== DESCRIPTION OF THE TASK ==
For this exercise, repeat all of the material verbatim apart from its images.

++++ DATA PROVIDED ++++

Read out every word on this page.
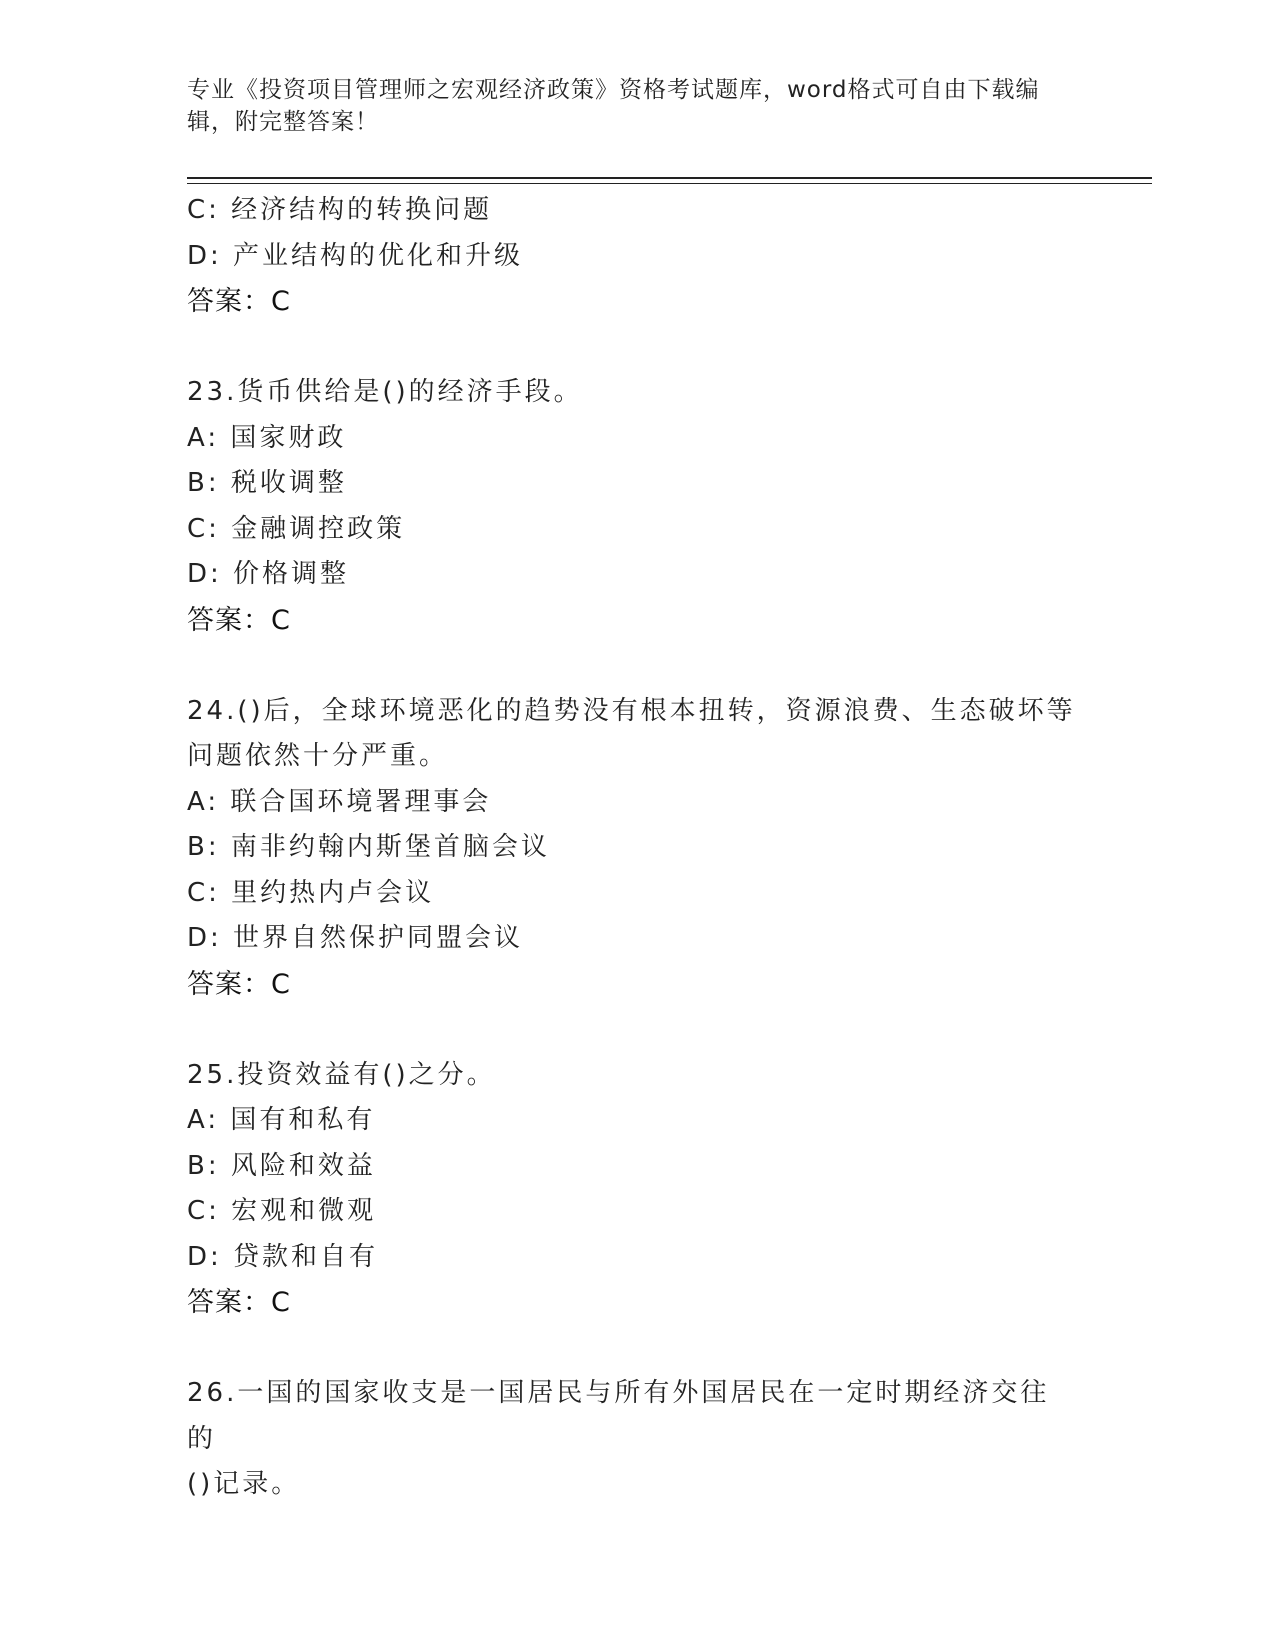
专业《投资项目管理师之宏观经济政策》资格考试题库，word格式可自由下载编
辑，附完整答案！
C: 经济结构的转换问题
D: 产业结构的优化和升级
答案：C
23.货币供给是()的经济手段。
A: 国家财政
B: 税收调整
C: 金融调控政策
D: 价格调整
答案：C
24.()后，全球环境恶化的趋势没有根本扭转，资源浪费、生态破坏等
问题依然十分严重。
A: 联合国环境署理事会
B: 南非约翰内斯堡首脑会议
C: 里约热内卢会议
D: 世界自然保护同盟会议
答案：C
25.投资效益有()之分。
A: 国有和私有
B: 风险和效益
C: 宏观和微观
D: 贷款和自有
答案：C
26.一国的国家收支是一国居民与所有外国居民在一定时期经济交往的
()记录。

++++

== TASK ANSWER ==
Read out every word on this page.
专业《投资项目管理师之宏观经济政策》资格考试题库，word格式可自由下载编
辑，附完整答案！
C: 经济结构的转换问题
D: 产业结构的优化和升级
答案：C
23.货币供给是()的经济手段。
A: 国家财政
B: 税收调整
C: 金融调控政策
D: 价格调整
答案：C
24.()后，全球环境恶化的趋势没有根本扭转，资源浪费、生态破坏等
问题依然十分严重。
A: 联合国环境署理事会
B: 南非约翰内斯堡首脑会议
C: 里约热内卢会议
D: 世界自然保护同盟会议
答案：C
25.投资效益有()之分。
A: 国有和私有
B: 风险和效益
C: 宏观和微观
D: 贷款和自有
答案：C
26.一国的国家收支是一国居民与所有外国居民在一定时期经济交往的
()记录。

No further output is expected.